**Short exercise:**
Show every line in the entries below where the word "summary" appears.

**Dataset items:**
>>>>>

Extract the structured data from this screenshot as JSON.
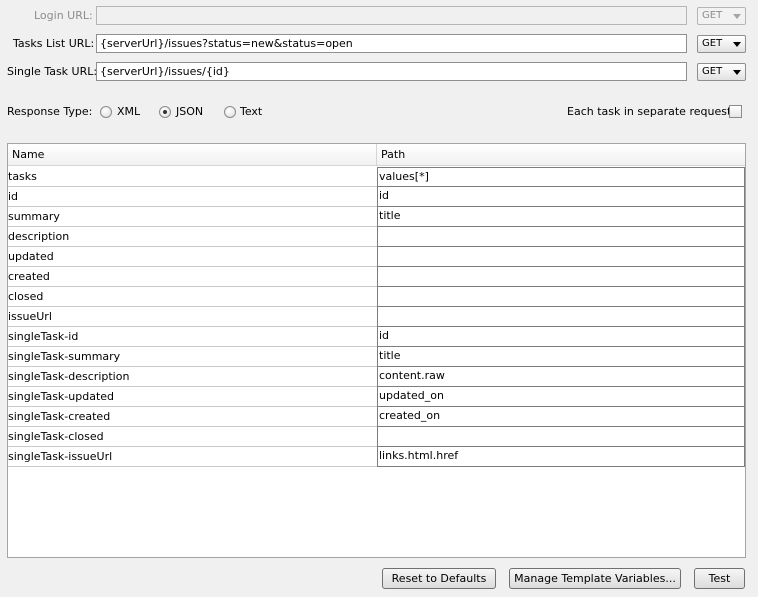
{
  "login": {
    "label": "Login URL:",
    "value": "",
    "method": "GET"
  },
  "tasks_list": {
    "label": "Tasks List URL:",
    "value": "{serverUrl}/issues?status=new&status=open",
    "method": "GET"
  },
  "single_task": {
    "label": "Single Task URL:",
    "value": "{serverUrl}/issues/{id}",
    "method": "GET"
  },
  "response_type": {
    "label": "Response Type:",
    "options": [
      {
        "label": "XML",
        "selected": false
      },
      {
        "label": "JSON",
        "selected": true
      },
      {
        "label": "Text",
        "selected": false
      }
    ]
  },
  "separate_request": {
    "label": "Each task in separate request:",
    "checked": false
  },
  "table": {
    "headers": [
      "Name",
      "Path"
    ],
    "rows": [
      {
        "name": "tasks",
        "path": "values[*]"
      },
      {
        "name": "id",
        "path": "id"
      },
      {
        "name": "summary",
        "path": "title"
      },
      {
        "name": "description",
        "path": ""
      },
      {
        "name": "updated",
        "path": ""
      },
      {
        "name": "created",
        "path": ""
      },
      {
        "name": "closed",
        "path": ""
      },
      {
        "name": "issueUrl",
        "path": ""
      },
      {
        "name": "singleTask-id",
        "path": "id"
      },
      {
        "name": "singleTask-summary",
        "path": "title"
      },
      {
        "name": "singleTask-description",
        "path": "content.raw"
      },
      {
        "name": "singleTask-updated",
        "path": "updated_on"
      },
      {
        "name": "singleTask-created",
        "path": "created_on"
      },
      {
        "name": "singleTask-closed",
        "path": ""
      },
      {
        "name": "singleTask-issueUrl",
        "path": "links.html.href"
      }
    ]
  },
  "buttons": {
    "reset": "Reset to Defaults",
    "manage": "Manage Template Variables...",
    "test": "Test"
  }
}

<<<<<

**Final answer:**
        "name": "summary",
        "name": "singleTask-summary",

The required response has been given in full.